_Required task:_ Reproduce everything in the circus school essay from "As I began my" down to "ballet toe-shoes – why not?)", word for word.

Tag: ideas

  • Nature’s Way of Getting Books Written by Raquel Rivera

     A couple of years ago I was cycling around the ex-garbage dump that is the St-Michel Environmental Complex in Montreal North, collecting details for a scene in my novel.

    I pedaled across the street from the Complex’s Cirque du Soleil headquarters, and peered through the windows of the National Circus School. Inside was a highly padded gym-like space, full of pulleys and ropes – and some very fit teenagers. Not wanting to be taken for a peeping-creep, I dashed around to the front reception and asked if they offered tours.

    I attended the school’s open house the following week, hoping to gather useful tidbits to feather my scene’s nest. As it happens, I was also stepping into my next crazy-making topic of all-consuming passion: a creative non-fiction book for children, featuring the lives of students at the National Circus School. My next Great Idea.

    I surprised myself as I blustered my way into the institution through emails, meetings and follow-up proposals. They had a responsibility to share their story with the world, I insisted. The guilt-trip finally seemed to convince the school’s extremely busy (and intimidating) directors. They were swayed by my conviction: this was a Great Idea.

    Everyone will want to read about these young superheroes, facing down risk and their own limits every day. They’ll be charmed by the gaspésien who left home to pursue juggling. They’ll be impressed by that skinny little twelve-year-old who boards at the school, so he can train twenty hours a week in addition to his full academic schedule. Readers will gasp as the eighth-grader makes her first tightwire jump; they’ll wince as the cruel wire tries to bisect her feet. Ultimately, just like me, readers will be fascinated by an inside peek at the tremendous efforts these young people make so that their performances can look easy to the rest of us.

    Topsy-turvy
    Topsy-turvy: You don’t need to turn yourself inside-out trying to sell a beloved manuscript – it just feels that way sometimes.

    As I began my visits and interviews, “Why not?” seemed to be the motto of the school. It’s what they tell one another in response to every new and impossible notion. (Stand on your partner’s shoulders, jump into a back flip and land back on – why not? Now do it en pointe, in ballet toe-shoes – why not?)

    “Why not?” It’s what the aerial instructor said when I asked if someone like me (old and untrained) might learn rope. I signed up for aerial classes at my local community centre and, week after demoralizing week, was the sole student unable to pull herself off the ground. Yet somehow, when it was finally over, I signed up with a private trainer at a circus studio and carried on. If nothing else, my acrobatics training would make me better equipped to relay The Great Idea to a waiting world. Publishers would scramble for my original material, appreciating its historic value and the uplifting message that we may achieve the impossible, whatever that means to each of us. This Great Idea was a winner – a shoo-in.

_Stored rows:_

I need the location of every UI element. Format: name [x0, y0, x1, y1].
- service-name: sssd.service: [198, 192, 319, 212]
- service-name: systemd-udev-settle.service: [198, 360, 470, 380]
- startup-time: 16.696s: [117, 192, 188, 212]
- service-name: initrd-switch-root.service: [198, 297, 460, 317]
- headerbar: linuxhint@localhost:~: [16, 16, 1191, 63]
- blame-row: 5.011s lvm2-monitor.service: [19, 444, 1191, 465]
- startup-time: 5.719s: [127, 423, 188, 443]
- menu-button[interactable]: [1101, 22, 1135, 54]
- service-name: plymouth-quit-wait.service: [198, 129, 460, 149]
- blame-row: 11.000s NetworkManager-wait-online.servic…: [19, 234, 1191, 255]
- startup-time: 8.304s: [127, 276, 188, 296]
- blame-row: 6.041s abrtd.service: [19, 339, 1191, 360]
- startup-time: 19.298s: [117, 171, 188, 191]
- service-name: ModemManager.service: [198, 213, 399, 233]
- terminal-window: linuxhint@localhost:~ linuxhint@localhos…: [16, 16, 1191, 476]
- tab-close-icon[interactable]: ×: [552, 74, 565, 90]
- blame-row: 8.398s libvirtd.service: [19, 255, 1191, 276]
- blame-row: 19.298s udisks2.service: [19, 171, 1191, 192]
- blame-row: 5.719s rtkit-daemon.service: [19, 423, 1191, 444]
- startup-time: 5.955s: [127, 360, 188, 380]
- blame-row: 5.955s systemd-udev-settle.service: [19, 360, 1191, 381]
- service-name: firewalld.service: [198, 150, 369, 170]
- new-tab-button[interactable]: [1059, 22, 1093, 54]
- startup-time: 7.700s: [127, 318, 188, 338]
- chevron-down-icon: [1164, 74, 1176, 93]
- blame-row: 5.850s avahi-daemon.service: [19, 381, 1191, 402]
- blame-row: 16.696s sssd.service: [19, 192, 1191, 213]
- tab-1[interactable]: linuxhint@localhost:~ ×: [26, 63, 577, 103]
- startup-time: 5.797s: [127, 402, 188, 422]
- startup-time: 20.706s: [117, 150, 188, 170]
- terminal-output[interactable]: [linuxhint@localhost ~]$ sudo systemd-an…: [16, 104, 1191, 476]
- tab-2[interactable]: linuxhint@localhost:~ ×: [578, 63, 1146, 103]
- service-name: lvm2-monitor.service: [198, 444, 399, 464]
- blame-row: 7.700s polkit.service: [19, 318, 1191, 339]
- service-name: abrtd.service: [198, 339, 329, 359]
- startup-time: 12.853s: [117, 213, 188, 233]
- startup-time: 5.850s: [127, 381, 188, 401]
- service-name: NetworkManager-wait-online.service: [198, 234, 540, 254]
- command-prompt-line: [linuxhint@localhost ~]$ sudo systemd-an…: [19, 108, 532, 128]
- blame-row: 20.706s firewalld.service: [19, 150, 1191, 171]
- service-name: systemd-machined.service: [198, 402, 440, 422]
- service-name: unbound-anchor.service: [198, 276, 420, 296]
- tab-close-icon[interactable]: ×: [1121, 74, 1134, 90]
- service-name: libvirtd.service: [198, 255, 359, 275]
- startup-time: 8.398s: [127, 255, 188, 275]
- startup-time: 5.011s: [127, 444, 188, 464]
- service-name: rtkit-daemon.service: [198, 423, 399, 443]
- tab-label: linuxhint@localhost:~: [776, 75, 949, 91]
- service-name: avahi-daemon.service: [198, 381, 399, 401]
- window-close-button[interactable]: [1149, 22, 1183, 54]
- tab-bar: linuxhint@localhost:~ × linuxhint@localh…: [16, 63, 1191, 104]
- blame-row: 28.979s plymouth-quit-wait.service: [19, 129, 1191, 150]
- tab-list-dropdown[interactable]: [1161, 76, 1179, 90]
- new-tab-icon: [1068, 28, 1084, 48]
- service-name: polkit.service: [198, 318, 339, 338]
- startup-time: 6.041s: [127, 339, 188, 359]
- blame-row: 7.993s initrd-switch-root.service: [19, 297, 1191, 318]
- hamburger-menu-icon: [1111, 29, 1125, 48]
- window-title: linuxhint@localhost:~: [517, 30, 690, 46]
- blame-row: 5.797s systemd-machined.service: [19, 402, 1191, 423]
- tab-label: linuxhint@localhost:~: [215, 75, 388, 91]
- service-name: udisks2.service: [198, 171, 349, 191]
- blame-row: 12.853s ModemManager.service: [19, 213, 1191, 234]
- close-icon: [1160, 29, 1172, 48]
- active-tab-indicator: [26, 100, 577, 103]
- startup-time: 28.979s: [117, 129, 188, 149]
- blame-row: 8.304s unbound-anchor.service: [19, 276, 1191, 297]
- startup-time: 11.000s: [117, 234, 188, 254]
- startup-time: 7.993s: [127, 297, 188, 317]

_Response:_
As I began my visits and interviews, “Why not?” seemed to be the motto of the school. It’s what they tell one another in response to every new and impossible notion. (Stand on your partner’s shoulders, jump into a back flip and land back on – why not? Now do it en pointe, in ballet toe-shoes – why not?)